- _GOAL OF THE EXERCISE_: Exclude the pictures and return every line exactly as written.

(Data records)
_ _ _ _ _
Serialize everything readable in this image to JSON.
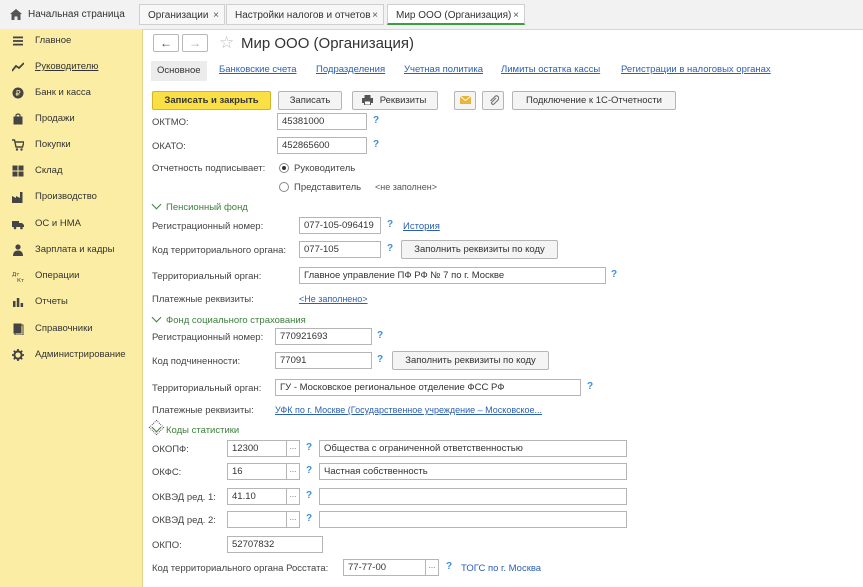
{
  "tabs": {
    "home": "Начальная страница",
    "items": [
      {
        "label": "Организации",
        "close": "×"
      },
      {
        "label": "Настройки налогов и отчетов",
        "close": "×"
      },
      {
        "label": "Мир ООО (Организация)",
        "close": "×"
      }
    ]
  },
  "sidebar": {
    "items": [
      {
        "label": "Главное",
        "icon": "menu-icon"
      },
      {
        "label": "Руководителю",
        "icon": "trend-icon"
      },
      {
        "label": "Банк и касса",
        "icon": "bank-icon"
      },
      {
        "label": "Продажи",
        "icon": "bag-icon"
      },
      {
        "label": "Покупки",
        "icon": "cart-icon"
      },
      {
        "label": "Склад",
        "icon": "warehouse-icon"
      },
      {
        "label": "Производство",
        "icon": "factory-icon"
      },
      {
        "label": "ОС и НМА",
        "icon": "truck-icon"
      },
      {
        "label": "Зарплата и кадры",
        "icon": "person-icon"
      },
      {
        "label": "Операции",
        "icon": "operations-icon"
      },
      {
        "label": "Отчеты",
        "icon": "chart-icon"
      },
      {
        "label": "Справочники",
        "icon": "book-icon"
      },
      {
        "label": "Администрирование",
        "icon": "gear-icon"
      }
    ]
  },
  "header": {
    "back": "←",
    "forward": "→",
    "star": "☆",
    "title": "Мир ООО (Организация)"
  },
  "section_tabs": {
    "current": "Основное",
    "links": [
      "Банковские счета",
      "Подразделения",
      "Учетная политика",
      "Лимиты остатка кассы",
      "Регистрации в налоговых органах"
    ]
  },
  "toolbar": {
    "save_close": "Записать и закрыть",
    "save": "Записать",
    "requisites": "Реквизиты",
    "connect": "Подключение к 1С-Отчетности"
  },
  "form": {
    "oktmo_label": "ОКТМО:",
    "oktmo_value": "45381000",
    "okato_label": "ОКАТО:",
    "okato_value": "452865600",
    "signer_label": "Отчетность подписывает:",
    "signer_head": "Руководитель",
    "signer_rep": "Представитель",
    "signer_rep_value": "<не заполнен>",
    "help": "?",
    "pension": {
      "title": "Пенсионный фонд",
      "reg_label": "Регистрационный номер:",
      "reg_value": "077-105-096419",
      "history": "История",
      "terr_code_label": "Код территориального органа:",
      "terr_code_value": "077-105",
      "fill_button": "Заполнить реквизиты по коду",
      "terr_label": "Территориальный орган:",
      "terr_value": "Главное управление ПФ РФ № 7 по г. Москве",
      "pay_label": "Платежные реквизиты:",
      "pay_value": "<Не заполнено>"
    },
    "fss": {
      "title": "Фонд социального страхования",
      "reg_label": "Регистрационный номер:",
      "reg_value": "770921693",
      "sub_label": "Код подчиненности:",
      "sub_value": "77091",
      "fill_button": "Заполнить реквизиты по коду",
      "terr_label": "Территориальный орган:",
      "terr_value": "ГУ - Московское региональное отделение ФСС РФ",
      "pay_label": "Платежные реквизиты:",
      "pay_value": "УФК по г. Москве (Государственное учреждение – Московское..."
    },
    "stats": {
      "title": "Коды статистики",
      "okopf_label": "ОКОПФ:",
      "okopf_code": "12300",
      "okopf_name": "Общества с ограниченной ответственностью",
      "okfs_label": "ОКФС:",
      "okfs_code": "16",
      "okfs_name": "Частная собственность",
      "okved1_label": "ОКВЭД ред. 1:",
      "okved1_code": "41.10",
      "okved2_label": "ОКВЭД ред. 2:",
      "okved2_code": "",
      "okpo_label": "ОКПО:",
      "okpo_value": "52707832",
      "rosstat_label": "Код территориального органа Росстата:",
      "rosstat_value": "77-77-00",
      "rosstat_name": "ТОГС по г. Москва",
      "ellipsis": "..."
    }
  },
  "colors": {
    "sidebar_bg": "#fbeea4",
    "primary_button": "#fbe045",
    "link": "#2a5fb3",
    "group_title": "#3d7f3d",
    "active_tab_underline": "#3d9e3d"
  }
}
_ _ _ _ _
- _FULL ANSWER_:
Serialize everything readable in this image to JSON.
{
  "tabs": {
    "home": "Начальная страница",
    "items": [
      {
        "label": "Организации",
        "close": "×"
      },
      {
        "label": "Настройки налогов и отчетов",
        "close": "×"
      },
      {
        "label": "Мир ООО (Организация)",
        "close": "×"
      }
    ]
  },
  "sidebar": {
    "items": [
      {
        "label": "Главное",
        "icon": "menu-icon"
      },
      {
        "label": "Руководителю",
        "icon": "trend-icon"
      },
      {
        "label": "Банк и касса",
        "icon": "bank-icon"
      },
      {
        "label": "Продажи",
        "icon": "bag-icon"
      },
      {
        "label": "Покупки",
        "icon": "cart-icon"
      },
      {
        "label": "Склад",
        "icon": "warehouse-icon"
      },
      {
        "label": "Производство",
        "icon": "factory-icon"
      },
      {
        "label": "ОС и НМА",
        "icon": "truck-icon"
      },
      {
        "label": "Зарплата и кадры",
        "icon": "person-icon"
      },
      {
        "label": "Операции",
        "icon": "operations-icon"
      },
      {
        "label": "Отчеты",
        "icon": "chart-icon"
      },
      {
        "label": "Справочники",
        "icon": "book-icon"
      },
      {
        "label": "Администрирование",
        "icon": "gear-icon"
      }
    ]
  },
  "header": {
    "back": "←",
    "forward": "→",
    "star": "☆",
    "title": "Мир ООО (Организация)"
  },
  "section_tabs": {
    "current": "Основное",
    "links": [
      "Банковские счета",
      "Подразделения",
      "Учетная политика",
      "Лимиты остатка кассы",
      "Регистрации в налоговых органах"
    ]
  },
  "toolbar": {
    "save_close": "Записать и закрыть",
    "save": "Записать",
    "requisites": "Реквизиты",
    "connect": "Подключение к 1С-Отчетности"
  },
  "form": {
    "oktmo_label": "ОКТМО:",
    "oktmo_value": "45381000",
    "okato_label": "ОКАТО:",
    "okato_value": "452865600",
    "signer_label": "Отчетность подписывает:",
    "signer_head": "Руководитель",
    "signer_rep": "Представитель",
    "signer_rep_value": "<не заполнен>",
    "help": "?",
    "pension": {
      "title": "Пенсионный фонд",
      "reg_label": "Регистрационный номер:",
      "reg_value": "077-105-096419",
      "history": "История",
      "terr_code_label": "Код территориального органа:",
      "terr_code_value": "077-105",
      "fill_button": "Заполнить реквизиты по коду",
      "terr_label": "Территориальный орган:",
      "terr_value": "Главное управление ПФ РФ № 7 по г. Москве",
      "pay_label": "Платежные реквизиты:",
      "pay_value": "<Не заполнено>"
    },
    "fss": {
      "title": "Фонд социального страхования",
      "reg_label": "Регистрационный номер:",
      "reg_value": "770921693",
      "sub_label": "Код подчиненности:",
      "sub_value": "77091",
      "fill_button": "Заполнить реквизиты по коду",
      "terr_label": "Территориальный орган:",
      "terr_value": "ГУ - Московское региональное отделение ФСС РФ",
      "pay_label": "Платежные реквизиты:",
      "pay_value": "УФК по г. Москве (Государственное учреждение – Московское..."
    },
    "stats": {
      "title": "Коды статистики",
      "okopf_label": "ОКОПФ:",
      "okopf_code": "12300",
      "okopf_name": "Общества с ограниченной ответственностью",
      "okfs_label": "ОКФС:",
      "okfs_code": "16",
      "okfs_name": "Частная собственность",
      "okved1_label": "ОКВЭД ред. 1:",
      "okved1_code": "41.10",
      "okved2_label": "ОКВЭД ред. 2:",
      "okved2_code": "",
      "okpo_label": "ОКПО:",
      "okpo_value": "52707832",
      "rosstat_label": "Код территориального органа Росстата:",
      "rosstat_value": "77-77-00",
      "rosstat_name": "ТОГС по г. Москва",
      "ellipsis": "..."
    }
  },
  "colors": {
    "sidebar_bg": "#fbeea4",
    "primary_button": "#fbe045",
    "link": "#2a5fb3",
    "group_title": "#3d7f3d",
    "active_tab_underline": "#3d9e3d"
  }
}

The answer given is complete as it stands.